• [STATED TASK]:
Repeat the material verbatim. Images are excluded from the copy.
======== EXCERPTED DATA ========
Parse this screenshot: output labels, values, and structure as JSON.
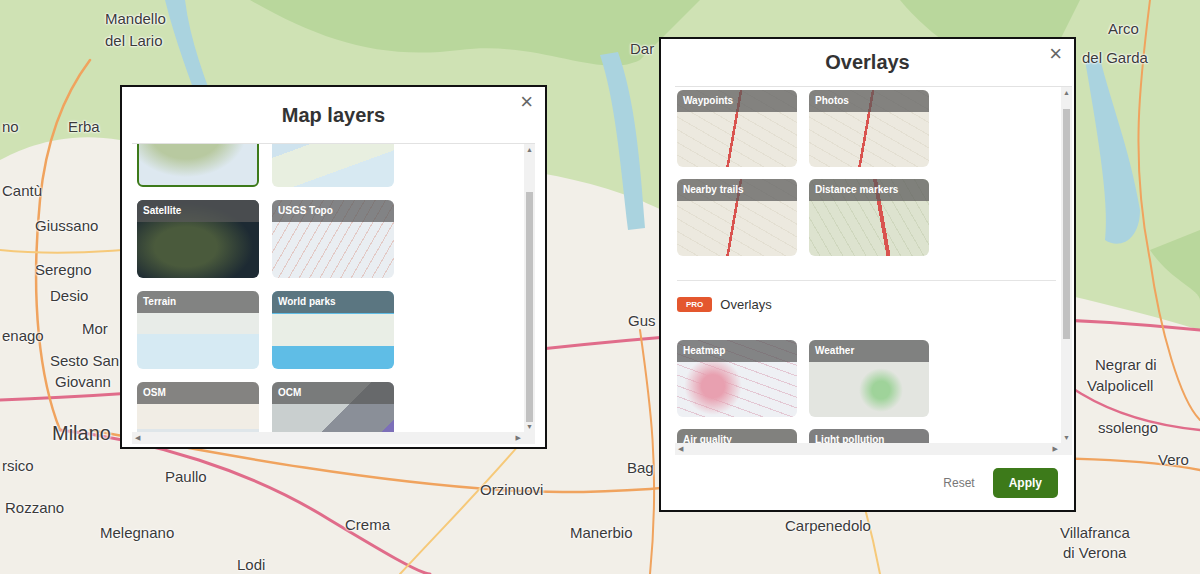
{
  "map": {
    "labels": [
      "Mandello",
      "del Lario",
      "Arco",
      "del Garda",
      "no",
      "Erba",
      "Cantù",
      "Giussano",
      "Seregno",
      "Desio",
      "enago",
      "Mor",
      "Sesto San",
      "Giovann",
      "Milano",
      "rsico",
      "Paullo",
      "Rozzano",
      "Melegnano",
      "Lodi",
      "Crema",
      "Orzinuovi",
      "Manerbio",
      "Bag",
      "Gus",
      "Dar",
      "Carpenedolo",
      "Negrar di",
      "Valpolicell",
      "ssolengo",
      "Vero",
      "Villafranca",
      "di Verona"
    ]
  },
  "map_layers": {
    "title": "Map layers",
    "close": "×",
    "layers": [
      {
        "label": "",
        "selected": true
      },
      {
        "label": "",
        "selected": false
      },
      {
        "label": "Satellite",
        "selected": false
      },
      {
        "label": "USGS Topo",
        "selected": false
      },
      {
        "label": "Terrain",
        "selected": false
      },
      {
        "label": "World parks",
        "selected": false
      },
      {
        "label": "OSM",
        "selected": false
      },
      {
        "label": "OCM",
        "selected": false
      }
    ]
  },
  "overlays": {
    "title": "Overlays",
    "close": "×",
    "items": [
      {
        "label": "Waypoints",
        "selected": false
      },
      {
        "label": "Photos",
        "selected": false
      },
      {
        "label": "Nearby trails",
        "selected": false
      },
      {
        "label": "Distance markers",
        "selected": false
      }
    ],
    "pro": {
      "badge": "PRO",
      "title": "Overlays",
      "items": [
        {
          "label": "Heatmap",
          "selected": false
        },
        {
          "label": "Weather",
          "selected": false
        },
        {
          "label": "Air quality",
          "selected": false
        },
        {
          "label": "Light pollution",
          "selected": false
        }
      ]
    },
    "buttons": {
      "reset": "Reset",
      "apply": "Apply"
    }
  }
}
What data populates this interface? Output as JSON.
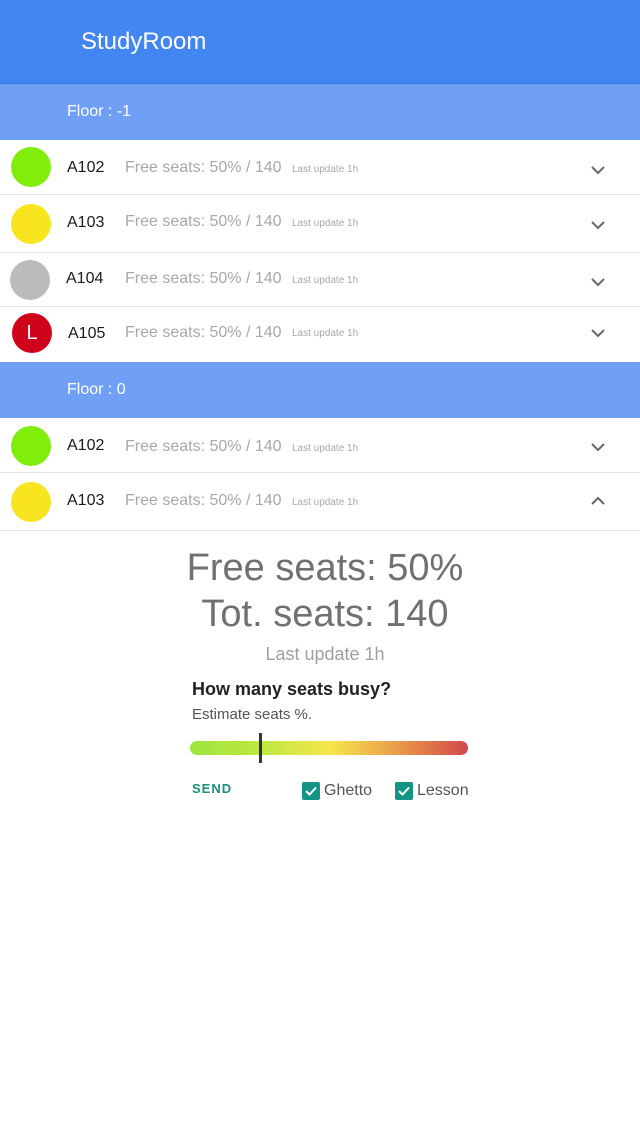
{
  "app": {
    "title": "StudyRoom"
  },
  "floors": [
    {
      "label": "Floor :  -1",
      "rooms": [
        {
          "name": "A102",
          "status_color": "#80ee0a",
          "badge": "",
          "free": "Free seats: 50% / 140",
          "updated": "Last update 1h",
          "chevron": "chevron-down-icon"
        },
        {
          "name": "A103",
          "status_color": "#f8e520",
          "badge": "",
          "free": "Free seats: 50% / 140",
          "updated": "Last update 1h",
          "chevron": "chevron-down-icon"
        },
        {
          "name": "A104",
          "status_color": "#bbbbbb",
          "badge": "",
          "free": "Free seats: 50% / 140",
          "updated": "Last update 1h",
          "chevron": "chevron-down-icon"
        },
        {
          "name": "A105",
          "status_color": "#d0021b",
          "badge": "L",
          "free": "Free seats: 50% / 140",
          "updated": "Last update 1h",
          "chevron": "chevron-down-icon"
        }
      ]
    },
    {
      "label": "Floor :  0",
      "rooms": [
        {
          "name": "A102",
          "status_color": "#80ee0a",
          "badge": "",
          "free": "Free seats: 50% / 140",
          "updated": "Last update 1h",
          "chevron": "chevron-down-icon"
        },
        {
          "name": "A103",
          "status_color": "#f8e520",
          "badge": "",
          "free": "Free seats: 50% / 140",
          "updated": "Last update 1h",
          "chevron": "chevron-up-icon"
        }
      ]
    }
  ],
  "detail": {
    "free_seats": "Free seats: 50%",
    "total_seats": "Tot. seats:  140",
    "last_update": "Last update 1h",
    "question": "How many seats busy?",
    "hint": "Estimate seats %.",
    "slider_value": 0.25,
    "send_label": "SEND",
    "checkboxes": [
      {
        "label": "Ghetto",
        "checked": true
      },
      {
        "label": "Lesson",
        "checked": true
      }
    ]
  },
  "colors": {
    "appbar": "#4286f4",
    "floor_header": "#6fa0f6",
    "accent": "#139484"
  }
}
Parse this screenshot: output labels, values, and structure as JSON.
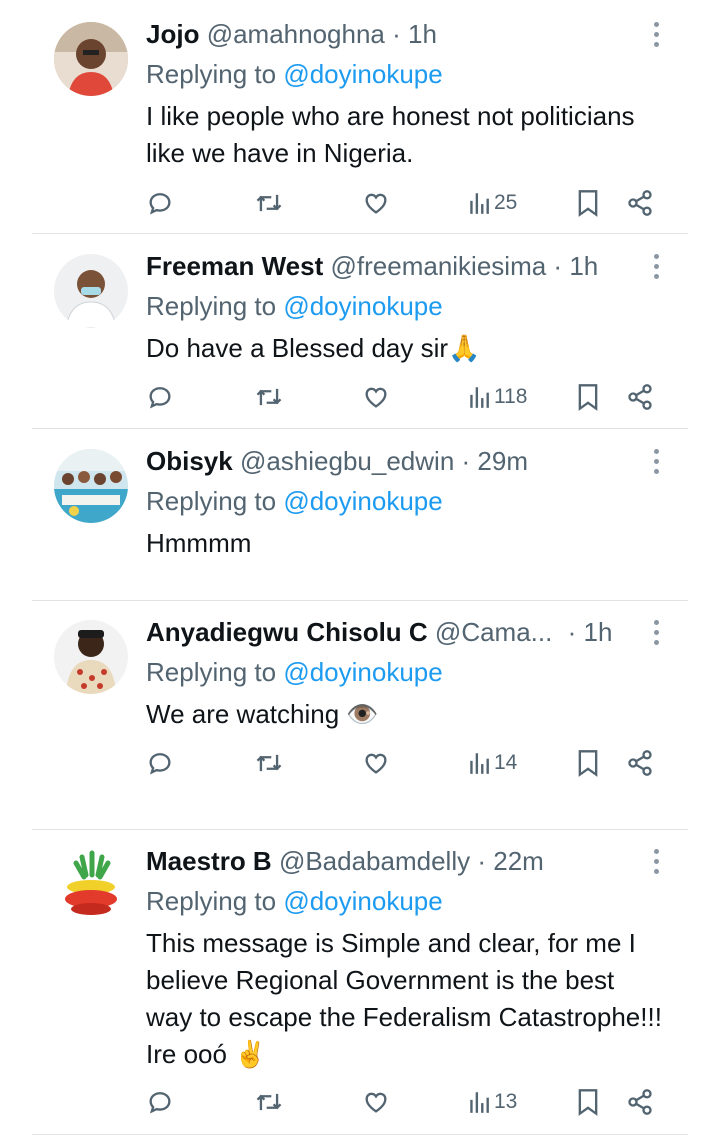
========
• [COMPLETE RESPONSE]:
Parse this screenshot: output labels, values, and structure as JSON.
{
  "map": {
    "labels": [
      "Mandello",
      "del Lario",
      "Arco",
      "del Garda",
      "no",
      "Erba",
      "Cantù",
      "Giussano",
      "Seregno",
      "Desio",
      "enago",
      "Mor",
      "Sesto San",
      "Giovann",
      "Milano",
      "rsico",
      "Paullo",
      "Rozzano",
      "Melegnano",
      "Lodi",
      "Crema",
      "Orzinuovi",
      "Manerbio",
      "Bag",
      "Gus",
      "Dar",
      "Carpenedolo",
      "Negrar di",
      "Valpolicell",
      "ssolengo",
      "Vero",
      "Villafranca",
      "di Verona"
    ]
  },
  "map_layers": {
    "title": "Map layers",
    "close": "×",
    "layers": [
      {
        "label": "",
        "selected": true
      },
      {
        "label": "",
        "selected": false
      },
      {
        "label": "Satellite",
        "selected": false
      },
      {
        "label": "USGS Topo",
        "selected": false
      },
      {
        "label": "Terrain",
        "selected": false
      },
      {
        "label": "World parks",
        "selected": false
      },
      {
        "label": "OSM",
        "selected": false
      },
      {
        "label": "OCM",
        "selected": false
      }
    ]
  },
  "overlays": {
    "title": "Overlays",
    "close": "×",
    "items": [
      {
        "label": "Waypoints",
        "selected": false
      },
      {
        "label": "Photos",
        "selected": false
      },
      {
        "label": "Nearby trails",
        "selected": false
      },
      {
        "label": "Distance markers",
        "selected": false
      }
    ],
    "pro": {
      "badge": "PRO",
      "title": "Overlays",
      "items": [
        {
          "label": "Heatmap",
          "selected": false
        },
        {
          "label": "Weather",
          "selected": false
        },
        {
          "label": "Air quality",
          "selected": false
        },
        {
          "label": "Light pollution",
          "selected": false
        }
      ]
    },
    "buttons": {
      "reset": "Reset",
      "apply": "Apply"
    }
  }
}
What data populates this interface? Output as JSON.
{
  "app": {
    "title": "StudyRoom"
  },
  "floors": [
    {
      "label": "Floor :  -1",
      "rooms": [
        {
          "name": "A102",
          "status_color": "#80ee0a",
          "badge": "",
          "free": "Free seats: 50% / 140",
          "updated": "Last update 1h",
          "chevron": "chevron-down-icon"
        },
        {
          "name": "A103",
          "status_color": "#f8e520",
          "badge": "",
          "free": "Free seats: 50% / 140",
          "updated": "Last update 1h",
          "chevron": "chevron-down-icon"
        },
        {
          "name": "A104",
          "status_color": "#bbbbbb",
          "badge": "",
          "free": "Free seats: 50% / 140",
          "updated": "Last update 1h",
          "chevron": "chevron-down-icon"
        },
        {
          "name": "A105",
          "status_color": "#d0021b",
          "badge": "L",
          "free": "Free seats: 50% / 140",
          "updated": "Last update 1h",
          "chevron": "chevron-down-icon"
        }
      ]
    },
    {
      "label": "Floor :  0",
      "rooms": [
        {
          "name": "A102",
          "status_color": "#80ee0a",
          "badge": "",
          "free": "Free seats: 50% / 140",
          "updated": "Last update 1h",
          "chevron": "chevron-down-icon"
        },
        {
          "name": "A103",
          "status_color": "#f8e520",
          "badge": "",
          "free": "Free seats: 50% / 140",
          "updated": "Last update 1h",
          "chevron": "chevron-up-icon"
        }
      ]
    }
  ],
  "detail": {
    "free_seats": "Free seats: 50%",
    "total_seats": "Tot. seats:  140",
    "last_update": "Last update 1h",
    "question": "How many seats busy?",
    "hint": "Estimate seats %.",
    "slider_value": 0.25,
    "send_label": "SEND",
    "checkboxes": [
      {
        "label": "Ghetto",
        "checked": true
      },
      {
        "label": "Lesson",
        "checked": true
      }
    ]
  },
  "colors": {
    "appbar": "#4286f4",
    "floor_header": "#6fa0f6",
    "accent": "#139484"
  }
}
Parse this screenshot: output labels, values, and structure as JSON.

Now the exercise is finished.